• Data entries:
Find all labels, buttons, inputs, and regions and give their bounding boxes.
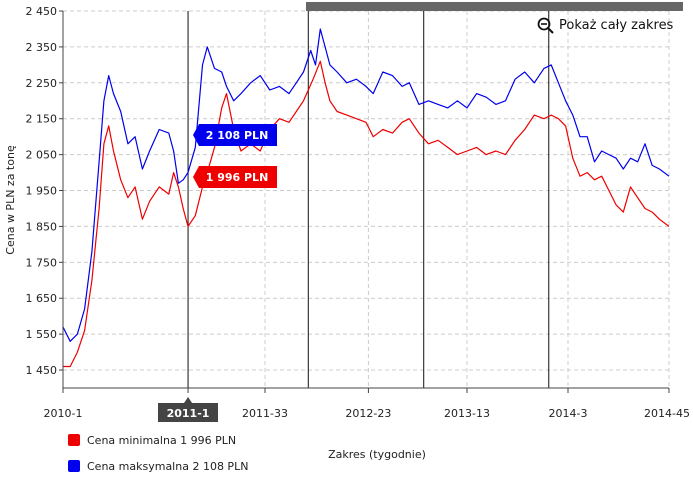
- legend[interactable]: Cena minimalna 1 996 PLN Cena maksymalna…: [68, 434, 248, 473]
- y-tick-label: 1 450: [26, 364, 58, 377]
- y-tick-label: 2 150: [26, 113, 58, 126]
- legend-item-min[interactable]: Cena minimalna 1 996 PLN: [68, 434, 236, 447]
- series-line[interactable]: [62, 28, 670, 342]
- legend-swatch-min: [68, 434, 80, 446]
- x-tick-labels: 2010-1202011-332012-232013-132014-32014-…: [44, 388, 690, 420]
- tooltip-max: 2 108 PLN: [193, 124, 277, 146]
- y-tick-label: 2 350: [26, 41, 58, 54]
- series-line[interactable]: [63, 60, 670, 368]
- y-tick-label: 1 550: [26, 328, 58, 341]
- y-tick-label: 1 750: [26, 256, 58, 269]
- x-tick-label: 2012-23: [345, 407, 391, 420]
- tooltip-max-value: 2 108 PLN: [206, 129, 269, 142]
- legend-item-max[interactable]: Cena maksymalna 2 108 PLN: [68, 460, 248, 473]
- zoom-reset-label[interactable]: Pokaż cały zakres: [559, 18, 674, 33]
- zoom-reset-control[interactable]: Pokaż cały zakres: [537, 17, 674, 34]
- period-markers: [187, 11, 550, 388]
- plot-background: [63, 11, 669, 388]
- legend-label-min[interactable]: Cena minimalna 1 996 PLN: [87, 434, 236, 447]
- x-tick-label: 2013-13: [444, 407, 490, 420]
- zoom-out-icon: [537, 17, 551, 31]
- x-tick-label: 2010-1: [44, 407, 83, 420]
- range-scrollbar[interactable]: [306, 2, 683, 11]
- y-tick-labels: 1 450 1 550 1 650 1 750 1 850 1 950 2 050 2 150…: [26, 5, 63, 377]
- series-lines[interactable]: [62, 28, 670, 368]
- legend-label-max[interactable]: Cena maksymalna 2 108 PLN: [87, 460, 248, 473]
- y-tick-label: 2 050: [26, 149, 58, 162]
- y-tick-label: 1 650: [26, 292, 58, 305]
- tooltip-min-value: 1 996 PLN: [206, 171, 269, 184]
- x-axis-title: Zakres (tygodnie): [328, 448, 426, 461]
- y-axis-title: Cena w PLN za tonę: [4, 145, 17, 255]
- y-tick-label: 2 250: [26, 77, 58, 90]
- y-tick-label: 1 950: [26, 185, 58, 198]
- x-tick-label: 2011-33: [242, 407, 288, 420]
- crosshair-label: 2011-1: [158, 397, 218, 422]
- tooltip-min: 1 996 PLN: [193, 166, 277, 188]
- crosshair-date-label: 2011-1: [167, 407, 210, 420]
- x-tick-label: 2014-45: [644, 407, 690, 420]
- x-tick-label: 2014-3: [549, 407, 588, 420]
- y-tick-label: 1 850: [26, 220, 58, 233]
- y-tick-label: 2 450: [26, 5, 58, 18]
- legend-swatch-max: [68, 460, 80, 472]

• Task to carry out: Reproduce every line of the records above verbatim, omitting the picture.

• Written solution:
Find all labels, buttons, inputs, and regions and give their bounding boxes.
- legend[interactable]: Cena minimalna 1 996 PLN Cena maksymalna…: [68, 434, 248, 473]
- y-tick-label: 1 450: [26, 364, 58, 377]
- y-tick-label: 2 150: [26, 113, 58, 126]
- legend-item-min[interactable]: Cena minimalna 1 996 PLN: [68, 434, 236, 447]
- series-line[interactable]: [62, 28, 670, 342]
- legend-swatch-min: [68, 434, 80, 446]
- x-tick-labels: 2010-1202011-332012-232013-132014-32014-…: [44, 388, 690, 420]
- tooltip-max: 2 108 PLN: [193, 124, 277, 146]
- y-tick-label: 2 350: [26, 41, 58, 54]
- series-line[interactable]: [63, 60, 670, 368]
- y-tick-label: 1 550: [26, 328, 58, 341]
- y-tick-label: 1 750: [26, 256, 58, 269]
- x-tick-label: 2012-23: [345, 407, 391, 420]
- tooltip-max-value: 2 108 PLN: [206, 129, 269, 142]
- legend-item-max[interactable]: Cena maksymalna 2 108 PLN: [68, 460, 248, 473]
- zoom-reset-label[interactable]: Pokaż cały zakres: [559, 18, 674, 33]
- zoom-reset-control[interactable]: Pokaż cały zakres: [537, 17, 674, 34]
- period-markers: [187, 11, 550, 388]
- plot-background: [63, 11, 669, 388]
- legend-label-min[interactable]: Cena minimalna 1 996 PLN: [87, 434, 236, 447]
- x-tick-label: 2013-13: [444, 407, 490, 420]
- zoom-out-icon: [537, 17, 551, 31]
- x-tick-label: 2010-1: [44, 407, 83, 420]
- range-scrollbar[interactable]: [306, 2, 683, 11]
- y-tick-labels: 1 450 1 550 1 650 1 750 1 850 1 950 2 050 2 150…: [26, 5, 63, 377]
- series-lines[interactable]: [62, 28, 670, 368]
- legend-label-max[interactable]: Cena maksymalna 2 108 PLN: [87, 460, 248, 473]
- y-tick-label: 2 050: [26, 149, 58, 162]
- y-tick-label: 1 650: [26, 292, 58, 305]
- tooltip-min-value: 1 996 PLN: [206, 171, 269, 184]
- x-axis-title: Zakres (tygodnie): [328, 448, 426, 461]
- y-axis-title: Cena w PLN za tonę: [4, 145, 17, 255]
- y-tick-label: 2 250: [26, 77, 58, 90]
- y-tick-label: 1 950: [26, 185, 58, 198]
- x-tick-label: 2011-33: [242, 407, 288, 420]
- crosshair-label: 2011-1: [158, 397, 218, 422]
- tooltip-min: 1 996 PLN: [193, 166, 277, 188]
- crosshair-date-label: 2011-1: [167, 407, 210, 420]
- x-tick-label: 2014-45: [644, 407, 690, 420]
- x-tick-label: 2014-3: [549, 407, 588, 420]
- y-tick-label: 1 850: [26, 220, 58, 233]
- y-tick-label: 2 450: [26, 5, 58, 18]
- legend-swatch-max: [68, 460, 80, 472]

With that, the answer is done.